TASK REQUIREMENTS:
Search the listing below for "компьютере". Copy each matching line.

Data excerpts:
****************************************

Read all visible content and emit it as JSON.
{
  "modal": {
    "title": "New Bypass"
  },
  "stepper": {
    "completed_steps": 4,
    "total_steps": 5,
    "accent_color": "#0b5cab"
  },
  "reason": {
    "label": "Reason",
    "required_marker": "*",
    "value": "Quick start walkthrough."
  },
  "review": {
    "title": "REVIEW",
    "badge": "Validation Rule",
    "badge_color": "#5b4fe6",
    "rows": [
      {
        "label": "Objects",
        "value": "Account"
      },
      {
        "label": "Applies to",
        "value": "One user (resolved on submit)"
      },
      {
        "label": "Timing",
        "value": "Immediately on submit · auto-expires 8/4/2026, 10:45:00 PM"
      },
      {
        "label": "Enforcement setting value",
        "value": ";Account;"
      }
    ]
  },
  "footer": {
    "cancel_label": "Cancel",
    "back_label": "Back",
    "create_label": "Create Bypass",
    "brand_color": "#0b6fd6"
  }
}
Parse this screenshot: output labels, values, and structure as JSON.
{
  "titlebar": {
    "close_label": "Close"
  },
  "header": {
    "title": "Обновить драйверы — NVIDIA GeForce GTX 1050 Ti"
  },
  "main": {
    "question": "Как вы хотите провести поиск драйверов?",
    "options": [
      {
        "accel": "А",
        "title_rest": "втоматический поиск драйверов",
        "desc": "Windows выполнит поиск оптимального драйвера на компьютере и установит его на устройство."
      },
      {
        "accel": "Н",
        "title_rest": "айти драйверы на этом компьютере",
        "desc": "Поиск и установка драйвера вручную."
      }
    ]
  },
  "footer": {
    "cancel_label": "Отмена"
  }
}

****************************************

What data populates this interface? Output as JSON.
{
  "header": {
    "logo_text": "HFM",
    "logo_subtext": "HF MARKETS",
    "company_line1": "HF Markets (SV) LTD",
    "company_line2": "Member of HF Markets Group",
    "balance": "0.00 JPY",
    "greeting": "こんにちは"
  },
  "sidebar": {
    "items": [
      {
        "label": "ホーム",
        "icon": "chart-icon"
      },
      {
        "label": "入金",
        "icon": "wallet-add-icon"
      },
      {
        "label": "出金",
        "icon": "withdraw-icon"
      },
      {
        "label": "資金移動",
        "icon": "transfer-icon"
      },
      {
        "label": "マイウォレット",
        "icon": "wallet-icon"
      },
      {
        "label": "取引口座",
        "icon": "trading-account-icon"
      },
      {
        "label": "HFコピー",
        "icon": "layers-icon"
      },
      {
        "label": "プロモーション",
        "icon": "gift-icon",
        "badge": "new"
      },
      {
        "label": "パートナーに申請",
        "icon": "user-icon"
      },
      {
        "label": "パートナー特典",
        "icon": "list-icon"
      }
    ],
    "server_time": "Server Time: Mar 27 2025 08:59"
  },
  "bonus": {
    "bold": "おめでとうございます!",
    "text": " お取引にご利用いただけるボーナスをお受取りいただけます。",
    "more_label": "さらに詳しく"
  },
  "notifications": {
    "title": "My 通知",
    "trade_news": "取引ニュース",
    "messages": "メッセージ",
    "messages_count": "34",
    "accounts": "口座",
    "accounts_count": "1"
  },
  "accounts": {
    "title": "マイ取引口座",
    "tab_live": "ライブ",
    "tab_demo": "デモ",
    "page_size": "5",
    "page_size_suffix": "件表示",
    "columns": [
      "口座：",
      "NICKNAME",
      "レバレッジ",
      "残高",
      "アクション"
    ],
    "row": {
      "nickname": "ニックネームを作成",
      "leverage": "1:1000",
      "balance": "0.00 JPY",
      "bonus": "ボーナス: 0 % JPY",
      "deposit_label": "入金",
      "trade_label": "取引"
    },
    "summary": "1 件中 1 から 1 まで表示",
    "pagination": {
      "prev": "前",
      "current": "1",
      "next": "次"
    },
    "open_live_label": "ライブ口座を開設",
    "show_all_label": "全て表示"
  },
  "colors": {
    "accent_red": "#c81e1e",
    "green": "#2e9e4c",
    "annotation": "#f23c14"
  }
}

****************************************

COMPLETE ANSWER:
        "desc": "Windows выполнит поиск оптимального драйвера на компьютере и установит его на устройство."
        "title_rest": "айти драйверы на этом компьютере",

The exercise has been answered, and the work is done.